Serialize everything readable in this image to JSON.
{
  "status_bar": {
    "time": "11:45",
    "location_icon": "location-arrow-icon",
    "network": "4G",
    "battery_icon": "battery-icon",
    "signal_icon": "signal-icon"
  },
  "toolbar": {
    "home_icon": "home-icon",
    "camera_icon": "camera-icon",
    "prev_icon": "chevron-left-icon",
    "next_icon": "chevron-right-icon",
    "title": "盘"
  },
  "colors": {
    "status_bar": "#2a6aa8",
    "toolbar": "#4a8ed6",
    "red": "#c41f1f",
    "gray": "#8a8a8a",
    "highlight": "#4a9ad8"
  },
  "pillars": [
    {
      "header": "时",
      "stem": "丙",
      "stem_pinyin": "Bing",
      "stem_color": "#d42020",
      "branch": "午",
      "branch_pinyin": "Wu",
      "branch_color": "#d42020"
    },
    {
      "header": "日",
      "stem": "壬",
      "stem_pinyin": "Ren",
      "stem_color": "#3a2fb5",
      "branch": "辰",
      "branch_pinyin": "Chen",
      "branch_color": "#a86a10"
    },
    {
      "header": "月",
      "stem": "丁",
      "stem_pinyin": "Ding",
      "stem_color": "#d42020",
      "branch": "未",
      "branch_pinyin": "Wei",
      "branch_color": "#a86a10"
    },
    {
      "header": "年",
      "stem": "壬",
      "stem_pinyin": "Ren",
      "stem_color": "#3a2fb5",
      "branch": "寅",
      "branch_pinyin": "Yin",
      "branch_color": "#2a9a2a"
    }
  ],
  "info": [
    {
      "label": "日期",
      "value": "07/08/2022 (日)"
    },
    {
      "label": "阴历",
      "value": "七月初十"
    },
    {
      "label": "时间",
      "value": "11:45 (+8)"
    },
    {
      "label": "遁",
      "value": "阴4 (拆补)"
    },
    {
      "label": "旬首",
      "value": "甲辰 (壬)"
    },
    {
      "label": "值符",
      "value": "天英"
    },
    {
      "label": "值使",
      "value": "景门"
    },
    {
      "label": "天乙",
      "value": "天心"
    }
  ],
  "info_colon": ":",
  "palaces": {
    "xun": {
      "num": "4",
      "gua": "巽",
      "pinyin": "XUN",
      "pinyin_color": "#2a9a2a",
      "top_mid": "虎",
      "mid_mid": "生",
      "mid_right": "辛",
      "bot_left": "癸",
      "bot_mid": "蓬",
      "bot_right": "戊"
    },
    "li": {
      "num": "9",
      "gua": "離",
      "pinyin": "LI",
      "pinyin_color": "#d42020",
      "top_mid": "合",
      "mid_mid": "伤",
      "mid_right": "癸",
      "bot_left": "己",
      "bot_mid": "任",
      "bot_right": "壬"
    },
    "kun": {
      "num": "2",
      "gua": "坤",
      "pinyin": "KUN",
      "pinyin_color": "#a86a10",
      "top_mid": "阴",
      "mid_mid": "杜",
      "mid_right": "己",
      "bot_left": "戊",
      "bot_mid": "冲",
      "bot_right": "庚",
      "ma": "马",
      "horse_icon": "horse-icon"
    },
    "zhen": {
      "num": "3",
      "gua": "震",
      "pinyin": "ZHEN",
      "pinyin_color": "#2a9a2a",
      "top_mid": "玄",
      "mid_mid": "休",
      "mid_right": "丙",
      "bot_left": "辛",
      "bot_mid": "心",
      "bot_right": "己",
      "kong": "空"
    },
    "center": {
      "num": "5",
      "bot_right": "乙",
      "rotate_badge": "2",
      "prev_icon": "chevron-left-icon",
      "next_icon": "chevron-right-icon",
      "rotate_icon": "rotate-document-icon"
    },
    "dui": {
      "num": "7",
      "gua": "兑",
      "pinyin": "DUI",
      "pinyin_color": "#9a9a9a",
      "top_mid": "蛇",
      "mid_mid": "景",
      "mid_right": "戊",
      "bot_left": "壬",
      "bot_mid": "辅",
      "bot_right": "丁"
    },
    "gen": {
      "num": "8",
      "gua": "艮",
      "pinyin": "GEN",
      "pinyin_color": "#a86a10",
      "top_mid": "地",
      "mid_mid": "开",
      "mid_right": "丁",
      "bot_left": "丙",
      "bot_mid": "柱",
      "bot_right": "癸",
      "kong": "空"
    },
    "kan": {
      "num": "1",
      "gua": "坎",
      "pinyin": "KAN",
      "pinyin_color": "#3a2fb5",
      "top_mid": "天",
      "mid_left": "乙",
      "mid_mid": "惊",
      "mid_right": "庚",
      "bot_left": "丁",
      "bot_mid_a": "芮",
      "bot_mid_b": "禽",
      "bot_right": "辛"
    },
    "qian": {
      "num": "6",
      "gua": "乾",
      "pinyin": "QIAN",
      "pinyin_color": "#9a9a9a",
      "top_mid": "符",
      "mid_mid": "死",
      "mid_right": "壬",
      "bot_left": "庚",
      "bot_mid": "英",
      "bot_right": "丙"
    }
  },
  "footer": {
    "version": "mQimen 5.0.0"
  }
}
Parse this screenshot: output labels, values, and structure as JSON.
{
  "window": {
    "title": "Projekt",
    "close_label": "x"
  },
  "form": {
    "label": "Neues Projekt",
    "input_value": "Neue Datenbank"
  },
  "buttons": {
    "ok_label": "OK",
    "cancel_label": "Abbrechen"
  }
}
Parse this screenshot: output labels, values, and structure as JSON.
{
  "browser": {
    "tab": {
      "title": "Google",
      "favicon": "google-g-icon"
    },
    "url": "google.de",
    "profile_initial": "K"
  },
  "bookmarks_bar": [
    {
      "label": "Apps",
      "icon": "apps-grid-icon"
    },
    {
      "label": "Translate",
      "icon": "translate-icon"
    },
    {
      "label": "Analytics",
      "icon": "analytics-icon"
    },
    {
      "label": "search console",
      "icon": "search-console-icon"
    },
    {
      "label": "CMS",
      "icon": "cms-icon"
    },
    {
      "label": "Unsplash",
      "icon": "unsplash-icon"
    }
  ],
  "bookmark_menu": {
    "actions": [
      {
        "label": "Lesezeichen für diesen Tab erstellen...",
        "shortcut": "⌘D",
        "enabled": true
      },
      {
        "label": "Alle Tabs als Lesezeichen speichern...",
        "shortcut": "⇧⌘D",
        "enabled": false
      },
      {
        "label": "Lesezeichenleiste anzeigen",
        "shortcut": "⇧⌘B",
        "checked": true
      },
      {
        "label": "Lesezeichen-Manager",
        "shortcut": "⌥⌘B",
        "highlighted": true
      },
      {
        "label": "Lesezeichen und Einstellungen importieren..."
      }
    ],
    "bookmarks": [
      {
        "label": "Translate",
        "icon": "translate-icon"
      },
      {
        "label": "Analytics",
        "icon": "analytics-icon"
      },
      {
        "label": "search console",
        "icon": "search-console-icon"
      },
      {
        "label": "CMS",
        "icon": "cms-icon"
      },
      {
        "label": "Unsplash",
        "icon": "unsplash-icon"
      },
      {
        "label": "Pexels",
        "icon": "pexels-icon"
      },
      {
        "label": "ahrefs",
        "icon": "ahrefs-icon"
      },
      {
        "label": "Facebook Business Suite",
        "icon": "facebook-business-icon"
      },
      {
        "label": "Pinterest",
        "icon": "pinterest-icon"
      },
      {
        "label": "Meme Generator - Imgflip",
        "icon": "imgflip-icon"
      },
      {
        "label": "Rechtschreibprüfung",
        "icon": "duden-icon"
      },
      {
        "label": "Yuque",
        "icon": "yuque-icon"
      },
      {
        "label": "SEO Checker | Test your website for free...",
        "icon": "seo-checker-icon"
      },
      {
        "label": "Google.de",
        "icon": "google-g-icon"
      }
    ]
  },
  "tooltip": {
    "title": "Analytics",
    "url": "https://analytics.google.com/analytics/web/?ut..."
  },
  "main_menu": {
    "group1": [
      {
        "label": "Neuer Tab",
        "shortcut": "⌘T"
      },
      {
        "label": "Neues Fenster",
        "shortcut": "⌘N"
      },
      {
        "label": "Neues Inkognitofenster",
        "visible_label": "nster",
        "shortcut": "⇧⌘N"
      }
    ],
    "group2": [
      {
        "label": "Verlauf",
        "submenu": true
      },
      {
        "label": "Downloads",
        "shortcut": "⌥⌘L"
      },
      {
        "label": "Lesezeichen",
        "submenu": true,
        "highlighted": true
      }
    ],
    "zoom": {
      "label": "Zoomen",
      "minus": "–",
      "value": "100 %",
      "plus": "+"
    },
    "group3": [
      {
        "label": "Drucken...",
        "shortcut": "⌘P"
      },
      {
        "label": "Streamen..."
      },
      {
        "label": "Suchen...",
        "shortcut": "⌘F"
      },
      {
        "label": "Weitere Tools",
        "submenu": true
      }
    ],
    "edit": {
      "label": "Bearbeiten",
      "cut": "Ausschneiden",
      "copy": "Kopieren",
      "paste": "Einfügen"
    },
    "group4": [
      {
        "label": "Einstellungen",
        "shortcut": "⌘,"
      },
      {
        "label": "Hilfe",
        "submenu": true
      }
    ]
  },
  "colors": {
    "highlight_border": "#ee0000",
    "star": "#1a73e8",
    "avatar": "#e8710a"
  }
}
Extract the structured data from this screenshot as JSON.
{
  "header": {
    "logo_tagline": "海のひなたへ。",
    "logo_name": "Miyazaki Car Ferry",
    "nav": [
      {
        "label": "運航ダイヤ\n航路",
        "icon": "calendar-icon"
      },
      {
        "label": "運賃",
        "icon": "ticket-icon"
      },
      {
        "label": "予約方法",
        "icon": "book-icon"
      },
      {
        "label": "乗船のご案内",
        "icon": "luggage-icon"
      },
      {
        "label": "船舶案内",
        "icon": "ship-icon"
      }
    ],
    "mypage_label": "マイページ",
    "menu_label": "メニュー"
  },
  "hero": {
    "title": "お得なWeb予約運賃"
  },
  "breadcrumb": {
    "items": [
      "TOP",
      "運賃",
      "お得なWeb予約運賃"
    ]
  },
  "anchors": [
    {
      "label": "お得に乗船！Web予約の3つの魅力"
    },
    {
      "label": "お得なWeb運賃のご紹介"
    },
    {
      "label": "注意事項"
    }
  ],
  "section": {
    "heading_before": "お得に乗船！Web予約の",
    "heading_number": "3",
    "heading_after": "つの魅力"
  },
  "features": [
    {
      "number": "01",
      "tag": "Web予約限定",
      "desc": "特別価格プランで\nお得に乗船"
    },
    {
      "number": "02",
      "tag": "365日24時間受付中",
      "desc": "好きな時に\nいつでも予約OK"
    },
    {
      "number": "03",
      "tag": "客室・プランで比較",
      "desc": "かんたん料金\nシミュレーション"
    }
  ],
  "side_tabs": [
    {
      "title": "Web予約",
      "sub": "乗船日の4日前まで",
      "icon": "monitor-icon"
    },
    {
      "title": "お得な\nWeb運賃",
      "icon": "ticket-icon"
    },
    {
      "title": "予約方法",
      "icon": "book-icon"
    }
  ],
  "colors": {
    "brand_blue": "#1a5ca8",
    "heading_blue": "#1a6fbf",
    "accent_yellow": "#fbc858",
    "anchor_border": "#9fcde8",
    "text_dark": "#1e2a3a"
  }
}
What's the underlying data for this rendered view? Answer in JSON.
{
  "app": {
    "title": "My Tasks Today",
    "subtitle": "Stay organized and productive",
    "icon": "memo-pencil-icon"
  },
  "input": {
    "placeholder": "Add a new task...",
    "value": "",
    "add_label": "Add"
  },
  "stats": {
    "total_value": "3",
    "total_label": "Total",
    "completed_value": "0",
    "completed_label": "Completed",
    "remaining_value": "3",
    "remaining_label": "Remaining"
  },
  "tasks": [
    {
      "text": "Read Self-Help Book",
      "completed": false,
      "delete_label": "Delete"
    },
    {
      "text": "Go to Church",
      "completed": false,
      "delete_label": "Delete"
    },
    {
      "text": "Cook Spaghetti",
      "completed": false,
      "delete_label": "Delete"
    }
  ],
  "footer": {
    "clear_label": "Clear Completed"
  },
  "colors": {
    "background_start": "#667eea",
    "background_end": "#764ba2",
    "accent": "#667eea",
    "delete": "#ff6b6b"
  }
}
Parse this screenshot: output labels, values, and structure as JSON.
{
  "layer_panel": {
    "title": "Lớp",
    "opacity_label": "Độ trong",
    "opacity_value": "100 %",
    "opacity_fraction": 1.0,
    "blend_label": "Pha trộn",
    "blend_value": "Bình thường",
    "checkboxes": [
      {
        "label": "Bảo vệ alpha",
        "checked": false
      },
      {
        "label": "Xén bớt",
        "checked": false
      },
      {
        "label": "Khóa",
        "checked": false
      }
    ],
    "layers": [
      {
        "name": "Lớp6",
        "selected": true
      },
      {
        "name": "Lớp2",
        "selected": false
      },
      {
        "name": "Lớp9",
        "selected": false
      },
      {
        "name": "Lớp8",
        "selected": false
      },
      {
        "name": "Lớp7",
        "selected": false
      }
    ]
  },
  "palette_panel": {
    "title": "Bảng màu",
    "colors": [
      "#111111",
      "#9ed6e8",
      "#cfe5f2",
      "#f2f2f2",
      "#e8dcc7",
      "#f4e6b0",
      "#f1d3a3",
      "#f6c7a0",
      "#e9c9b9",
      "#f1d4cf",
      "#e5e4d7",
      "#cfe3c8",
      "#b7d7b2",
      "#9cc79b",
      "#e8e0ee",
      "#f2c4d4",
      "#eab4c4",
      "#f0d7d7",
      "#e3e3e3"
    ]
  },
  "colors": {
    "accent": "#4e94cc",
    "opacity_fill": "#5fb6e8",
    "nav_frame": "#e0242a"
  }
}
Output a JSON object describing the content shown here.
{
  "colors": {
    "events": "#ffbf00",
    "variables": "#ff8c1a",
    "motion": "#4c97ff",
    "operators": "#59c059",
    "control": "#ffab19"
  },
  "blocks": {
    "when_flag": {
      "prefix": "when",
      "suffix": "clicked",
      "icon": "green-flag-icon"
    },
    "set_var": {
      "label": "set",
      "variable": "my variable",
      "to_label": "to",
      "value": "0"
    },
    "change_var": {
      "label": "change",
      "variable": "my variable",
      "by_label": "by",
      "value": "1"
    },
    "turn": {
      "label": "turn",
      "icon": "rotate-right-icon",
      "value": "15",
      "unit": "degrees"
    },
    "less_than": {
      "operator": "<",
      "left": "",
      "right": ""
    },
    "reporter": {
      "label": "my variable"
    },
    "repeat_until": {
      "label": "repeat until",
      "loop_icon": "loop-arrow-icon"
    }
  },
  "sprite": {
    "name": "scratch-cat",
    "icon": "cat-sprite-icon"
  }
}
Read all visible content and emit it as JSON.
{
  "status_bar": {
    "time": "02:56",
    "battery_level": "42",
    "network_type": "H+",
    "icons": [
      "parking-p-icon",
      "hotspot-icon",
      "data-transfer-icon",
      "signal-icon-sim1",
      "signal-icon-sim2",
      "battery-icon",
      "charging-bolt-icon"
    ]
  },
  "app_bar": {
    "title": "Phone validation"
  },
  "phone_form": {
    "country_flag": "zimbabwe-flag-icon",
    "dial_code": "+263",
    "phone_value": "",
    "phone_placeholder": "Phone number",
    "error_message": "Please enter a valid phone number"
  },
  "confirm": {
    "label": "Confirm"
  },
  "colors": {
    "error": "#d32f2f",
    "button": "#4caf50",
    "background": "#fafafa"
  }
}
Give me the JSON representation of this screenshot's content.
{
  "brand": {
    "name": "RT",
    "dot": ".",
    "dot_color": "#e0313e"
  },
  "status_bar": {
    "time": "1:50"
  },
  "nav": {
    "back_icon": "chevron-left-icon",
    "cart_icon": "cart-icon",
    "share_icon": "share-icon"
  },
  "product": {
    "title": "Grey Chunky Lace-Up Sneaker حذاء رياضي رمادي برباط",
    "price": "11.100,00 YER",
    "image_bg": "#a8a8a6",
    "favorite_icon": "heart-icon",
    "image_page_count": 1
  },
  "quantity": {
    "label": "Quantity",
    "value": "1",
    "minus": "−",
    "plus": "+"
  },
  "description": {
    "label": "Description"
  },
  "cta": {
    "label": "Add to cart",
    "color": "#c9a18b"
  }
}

= WORK TO DO =
What is the number of lines that contain "arrow"? Reply with that number alone.

= THE COMPLETED TASK =
2